Excerpted records —
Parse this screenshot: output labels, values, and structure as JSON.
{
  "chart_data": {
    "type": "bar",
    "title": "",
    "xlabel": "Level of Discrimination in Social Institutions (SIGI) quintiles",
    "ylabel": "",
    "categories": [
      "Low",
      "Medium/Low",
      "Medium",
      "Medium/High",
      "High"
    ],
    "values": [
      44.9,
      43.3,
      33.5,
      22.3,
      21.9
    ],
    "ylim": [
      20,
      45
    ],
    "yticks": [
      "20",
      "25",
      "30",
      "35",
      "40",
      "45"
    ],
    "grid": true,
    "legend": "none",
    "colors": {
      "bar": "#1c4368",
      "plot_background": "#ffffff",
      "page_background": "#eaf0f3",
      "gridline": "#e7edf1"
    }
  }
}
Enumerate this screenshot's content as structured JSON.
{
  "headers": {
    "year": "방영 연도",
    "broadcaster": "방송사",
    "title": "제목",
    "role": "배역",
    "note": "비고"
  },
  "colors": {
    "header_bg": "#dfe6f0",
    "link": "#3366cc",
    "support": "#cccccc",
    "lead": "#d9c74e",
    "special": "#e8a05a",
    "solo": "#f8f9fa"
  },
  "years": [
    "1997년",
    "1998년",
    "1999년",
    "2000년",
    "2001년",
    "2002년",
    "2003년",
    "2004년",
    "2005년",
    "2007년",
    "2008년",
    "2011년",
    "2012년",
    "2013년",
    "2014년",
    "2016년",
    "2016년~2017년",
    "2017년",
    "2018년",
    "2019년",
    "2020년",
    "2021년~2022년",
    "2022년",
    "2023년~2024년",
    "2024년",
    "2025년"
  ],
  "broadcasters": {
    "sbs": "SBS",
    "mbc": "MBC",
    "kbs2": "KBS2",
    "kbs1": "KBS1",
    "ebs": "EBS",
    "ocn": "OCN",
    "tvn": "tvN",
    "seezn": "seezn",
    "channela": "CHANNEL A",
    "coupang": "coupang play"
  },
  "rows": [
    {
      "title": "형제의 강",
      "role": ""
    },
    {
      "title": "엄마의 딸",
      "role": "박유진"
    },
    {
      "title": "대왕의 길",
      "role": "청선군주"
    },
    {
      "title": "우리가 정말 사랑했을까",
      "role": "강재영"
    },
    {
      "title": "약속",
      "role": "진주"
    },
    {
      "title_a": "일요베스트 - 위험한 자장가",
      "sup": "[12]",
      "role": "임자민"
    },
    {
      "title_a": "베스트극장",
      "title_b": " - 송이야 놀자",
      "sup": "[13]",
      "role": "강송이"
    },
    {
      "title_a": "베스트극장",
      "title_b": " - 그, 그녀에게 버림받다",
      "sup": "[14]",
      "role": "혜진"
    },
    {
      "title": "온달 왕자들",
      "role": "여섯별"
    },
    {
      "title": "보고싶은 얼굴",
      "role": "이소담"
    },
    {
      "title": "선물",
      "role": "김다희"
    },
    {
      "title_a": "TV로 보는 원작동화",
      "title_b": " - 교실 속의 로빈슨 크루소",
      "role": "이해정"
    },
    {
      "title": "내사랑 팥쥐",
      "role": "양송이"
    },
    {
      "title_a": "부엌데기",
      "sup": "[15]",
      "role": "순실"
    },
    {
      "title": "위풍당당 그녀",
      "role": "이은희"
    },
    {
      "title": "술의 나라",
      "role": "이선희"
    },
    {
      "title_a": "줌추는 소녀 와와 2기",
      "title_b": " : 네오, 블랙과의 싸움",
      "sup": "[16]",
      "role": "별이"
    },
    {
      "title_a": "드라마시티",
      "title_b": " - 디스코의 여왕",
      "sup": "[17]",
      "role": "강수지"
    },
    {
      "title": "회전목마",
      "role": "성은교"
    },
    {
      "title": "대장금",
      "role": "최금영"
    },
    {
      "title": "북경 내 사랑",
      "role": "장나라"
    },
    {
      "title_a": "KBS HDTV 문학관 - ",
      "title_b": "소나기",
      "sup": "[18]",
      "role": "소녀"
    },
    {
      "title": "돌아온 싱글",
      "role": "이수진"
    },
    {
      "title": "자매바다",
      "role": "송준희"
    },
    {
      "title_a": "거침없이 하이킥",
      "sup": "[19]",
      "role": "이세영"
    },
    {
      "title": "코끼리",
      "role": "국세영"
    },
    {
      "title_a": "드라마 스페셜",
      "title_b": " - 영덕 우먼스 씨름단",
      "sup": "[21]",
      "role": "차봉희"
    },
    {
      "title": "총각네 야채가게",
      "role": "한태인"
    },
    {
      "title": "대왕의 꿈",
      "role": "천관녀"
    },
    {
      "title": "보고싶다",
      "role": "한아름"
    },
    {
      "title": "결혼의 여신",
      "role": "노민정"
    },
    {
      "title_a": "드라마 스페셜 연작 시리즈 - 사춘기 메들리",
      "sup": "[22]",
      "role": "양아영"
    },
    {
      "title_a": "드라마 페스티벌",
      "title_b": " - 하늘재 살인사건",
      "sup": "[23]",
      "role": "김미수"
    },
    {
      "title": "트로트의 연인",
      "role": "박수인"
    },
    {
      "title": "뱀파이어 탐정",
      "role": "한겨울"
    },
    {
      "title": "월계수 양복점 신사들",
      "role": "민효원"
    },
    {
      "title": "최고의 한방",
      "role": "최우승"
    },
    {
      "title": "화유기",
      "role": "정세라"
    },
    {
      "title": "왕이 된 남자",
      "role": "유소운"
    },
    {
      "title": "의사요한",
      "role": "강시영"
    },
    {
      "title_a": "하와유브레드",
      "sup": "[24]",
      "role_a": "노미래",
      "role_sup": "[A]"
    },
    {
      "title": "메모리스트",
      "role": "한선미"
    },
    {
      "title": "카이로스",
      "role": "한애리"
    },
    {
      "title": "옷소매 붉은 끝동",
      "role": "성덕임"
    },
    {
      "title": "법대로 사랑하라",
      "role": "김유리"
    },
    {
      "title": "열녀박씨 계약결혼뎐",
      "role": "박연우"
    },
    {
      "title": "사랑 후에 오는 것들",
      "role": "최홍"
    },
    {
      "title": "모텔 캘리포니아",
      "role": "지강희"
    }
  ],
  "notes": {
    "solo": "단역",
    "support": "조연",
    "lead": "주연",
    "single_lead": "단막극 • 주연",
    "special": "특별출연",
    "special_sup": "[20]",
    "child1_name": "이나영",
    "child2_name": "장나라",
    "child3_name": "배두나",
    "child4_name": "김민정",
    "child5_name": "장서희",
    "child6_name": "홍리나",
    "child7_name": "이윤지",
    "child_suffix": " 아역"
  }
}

Task statement — Repeat the records exactly, including every line.

Solution for this exercise —
Parse this screenshot: output labels, values, and structure as JSON.
{
  "chart_data": {
    "type": "bar",
    "title": "",
    "xlabel": "Level of Discrimination in Social Institutions (SIGI) quintiles",
    "ylabel": "",
    "categories": [
      "Low",
      "Medium/Low",
      "Medium",
      "Medium/High",
      "High"
    ],
    "values": [
      44.9,
      43.3,
      33.5,
      22.3,
      21.9
    ],
    "ylim": [
      20,
      45
    ],
    "yticks": [
      "20",
      "25",
      "30",
      "35",
      "40",
      "45"
    ],
    "grid": true,
    "legend": "none",
    "colors": {
      "bar": "#1c4368",
      "plot_background": "#ffffff",
      "page_background": "#eaf0f3",
      "gridline": "#e7edf1"
    }
  }
}
Enumerate this screenshot's content as structured JSON.
{
  "headers": {
    "year": "방영 연도",
    "broadcaster": "방송사",
    "title": "제목",
    "role": "배역",
    "note": "비고"
  },
  "colors": {
    "header_bg": "#dfe6f0",
    "link": "#3366cc",
    "support": "#cccccc",
    "lead": "#d9c74e",
    "special": "#e8a05a",
    "solo": "#f8f9fa"
  },
  "years": [
    "1997년",
    "1998년",
    "1999년",
    "2000년",
    "2001년",
    "2002년",
    "2003년",
    "2004년",
    "2005년",
    "2007년",
    "2008년",
    "2011년",
    "2012년",
    "2013년",
    "2014년",
    "2016년",
    "2016년~2017년",
    "2017년",
    "2018년",
    "2019년",
    "2020년",
    "2021년~2022년",
    "2022년",
    "2023년~2024년",
    "2024년",
    "2025년"
  ],
  "broadcasters": {
    "sbs": "SBS",
    "mbc": "MBC",
    "kbs2": "KBS2",
    "kbs1": "KBS1",
    "ebs": "EBS",
    "ocn": "OCN",
    "tvn": "tvN",
    "seezn": "seezn",
    "channela": "CHANNEL A",
    "coupang": "coupang play"
  },
  "rows": [
    {
      "title": "형제의 강",
      "role": ""
    },
    {
      "title": "엄마의 딸",
      "role": "박유진"
    },
    {
      "title": "대왕의 길",
      "role": "청선군주"
    },
    {
      "title": "우리가 정말 사랑했을까",
      "role": "강재영"
    },
    {
      "title": "약속",
      "role": "진주"
    },
    {
      "title_a": "일요베스트 - 위험한 자장가",
      "sup": "[12]",
      "role": "임자민"
    },
    {
      "title_a": "베스트극장",
      "title_b": " - 송이야 놀자",
      "sup": "[13]",
      "role": "강송이"
    },
    {
      "title_a": "베스트극장",
      "title_b": " - 그, 그녀에게 버림받다",
      "sup": "[14]",
      "role": "혜진"
    },
    {
      "title": "온달 왕자들",
      "role": "여섯별"
    },
    {
      "title": "보고싶은 얼굴",
      "role": "이소담"
    },
    {
      "title": "선물",
      "role": "김다희"
    },
    {
      "title_a": "TV로 보는 원작동화",
      "title_b": " - 교실 속의 로빈슨 크루소",
      "role": "이해정"
    },
    {
      "title": "내사랑 팥쥐",
      "role": "양송이"
    },
    {
      "title_a": "부엌데기",
      "sup": "[15]",
      "role": "순실"
    },
    {
      "title": "위풍당당 그녀",
      "role": "이은희"
    },
    {
      "title": "술의 나라",
      "role": "이선희"
    },
    {
      "title_a": "줌추는 소녀 와와 2기",
      "title_b": " : 네오, 블랙과의 싸움",
      "sup": "[16]",
      "role": "별이"
    },
    {
      "title_a": "드라마시티",
      "title_b": " - 디스코의 여왕",
      "sup": "[17]",
      "role": "강수지"
    },
    {
      "title": "회전목마",
      "role": "성은교"
    },
    {
      "title": "대장금",
      "role": "최금영"
    },
    {
      "title": "북경 내 사랑",
      "role": "장나라"
    },
    {
      "title_a": "KBS HDTV 문학관 - ",
      "title_b": "소나기",
      "sup": "[18]",
      "role": "소녀"
    },
    {
      "title": "돌아온 싱글",
      "role": "이수진"
    },
    {
      "title": "자매바다",
      "role": "송준희"
    },
    {
      "title_a": "거침없이 하이킥",
      "sup": "[19]",
      "role": "이세영"
    },
    {
      "title": "코끼리",
      "role": "국세영"
    },
    {
      "title_a": "드라마 스페셜",
      "title_b": " - 영덕 우먼스 씨름단",
      "sup": "[21]",
      "role": "차봉희"
    },
    {
      "title": "총각네 야채가게",
      "role": "한태인"
    },
    {
      "title": "대왕의 꿈",
      "role": "천관녀"
    },
    {
      "title": "보고싶다",
      "role": "한아름"
    },
    {
      "title": "결혼의 여신",
      "role": "노민정"
    },
    {
      "title_a": "드라마 스페셜 연작 시리즈 - 사춘기 메들리",
      "sup": "[22]",
      "role": "양아영"
    },
    {
      "title_a": "드라마 페스티벌",
      "title_b": " - 하늘재 살인사건",
      "sup": "[23]",
      "role": "김미수"
    },
    {
      "title": "트로트의 연인",
      "role": "박수인"
    },
    {
      "title": "뱀파이어 탐정",
      "role": "한겨울"
    },
    {
      "title": "월계수 양복점 신사들",
      "role": "민효원"
    },
    {
      "title": "최고의 한방",
      "role": "최우승"
    },
    {
      "title": "화유기",
      "role": "정세라"
    },
    {
      "title": "왕이 된 남자",
      "role": "유소운"
    },
    {
      "title": "의사요한",
      "role": "강시영"
    },
    {
      "title_a": "하와유브레드",
      "sup": "[24]",
      "role_a": "노미래",
      "role_sup": "[A]"
    },
    {
      "title": "메모리스트",
      "role": "한선미"
    },
    {
      "title": "카이로스",
      "role": "한애리"
    },
    {
      "title": "옷소매 붉은 끝동",
      "role": "성덕임"
    },
    {
      "title": "법대로 사랑하라",
      "role": "김유리"
    },
    {
      "title": "열녀박씨 계약결혼뎐",
      "role": "박연우"
    },
    {
      "title": "사랑 후에 오는 것들",
      "role": "최홍"
    },
    {
      "title": "모텔 캘리포니아",
      "role": "지강희"
    }
  ],
  "notes": {
    "solo": "단역",
    "support": "조연",
    "lead": "주연",
    "single_lead": "단막극 • 주연",
    "special": "특별출연",
    "special_sup": "[20]",
    "child1_name": "이나영",
    "child2_name": "장나라",
    "child3_name": "배두나",
    "child4_name": "김민정",
    "child5_name": "장서희",
    "child6_name": "홍리나",
    "child7_name": "이윤지",
    "child_suffix": " 아역"
  }
}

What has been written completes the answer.